[Selected excerpt]:
start
Tuesday, December 11, 2018


Italian Corfiots are the population of Corfu with ethnic and linguistic roots in the Venetian domination of the island. They were called so by Mussolini, when his Fascism promoted the ideals of Italia irredenta even for Corfu in the first half of the XX century.

Girls of the Italian Corfiots community in Corfu city welcoming the arrival of Italian troops in April 1941 
Corfiot Italians were mainly concentrated in the city of Corfu, which was called "Città di Corfù" by the Venetians. Pugliese and Neapolitan fishermen (the latter engaged in the activity of coral extraction since the eighteenth century) were the backbone of the Italian community of Corfu island, estimated at 1,300 by a census promoted in 1928 by the Greek authorities: they reached the quota of 1,500 people during the first years of the second world war, when they welcomed the arrival of the Italian troops in April 1941 (video showing groups of Italian Corfiots throwing flowers to Italian soldiers:  https://www.youtube.com/watch?v=HCktc3anQo4 )

In fact, the Italians of Corfu, even if reduced to a thousand in the late thirties of the XX century by the Greek authorities, were strongly supported by fascist propaganda and in the summer of 1941 (after the Italian occupation of all the Ionian islands) Italian schools were reopened in the city of Corfu.
end
[Information supplied]:
start
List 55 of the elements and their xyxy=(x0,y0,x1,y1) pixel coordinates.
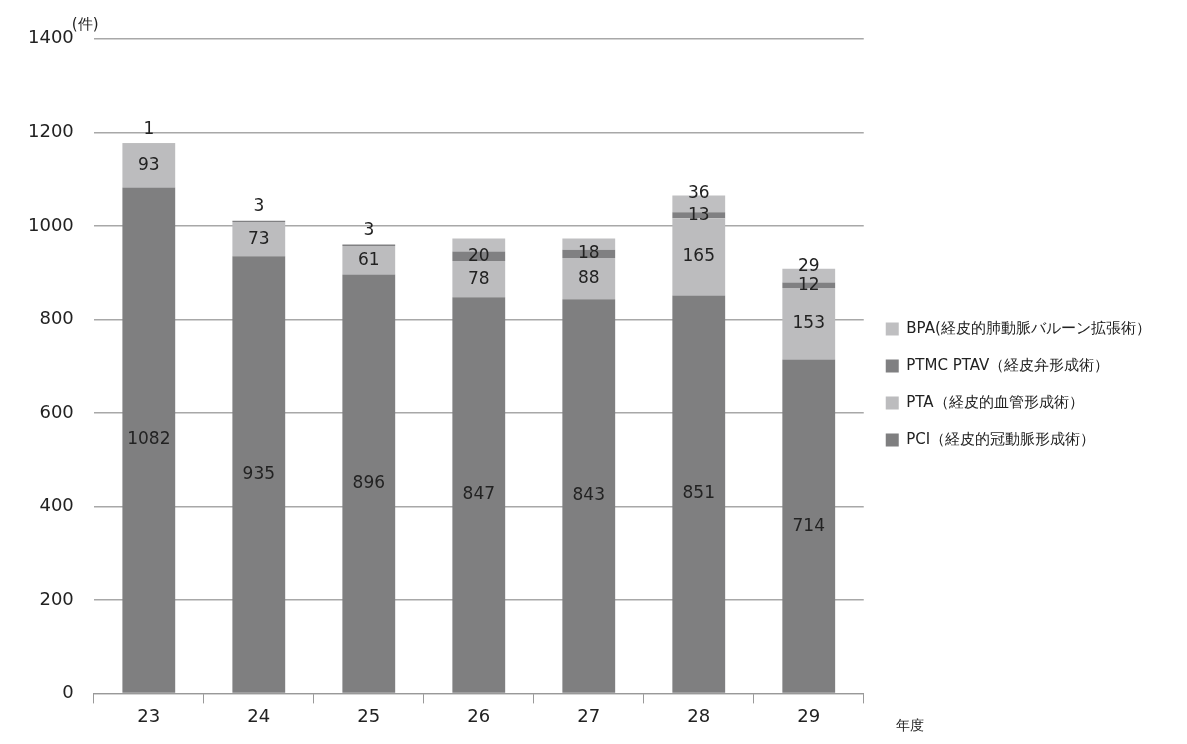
end
Retype the stretch of the passage on Italian Corfiots from "Italian Corfiots are" through "the XX century.".

[Response to this task]:
Italian Corfiots are the population of Corfu with ethnic and linguistic roots in the Venetian domination of the island. They were called so by Mussolini, when his Fascism promoted the ideals of Italia irredenta even for Corfu in the first half of the XX century.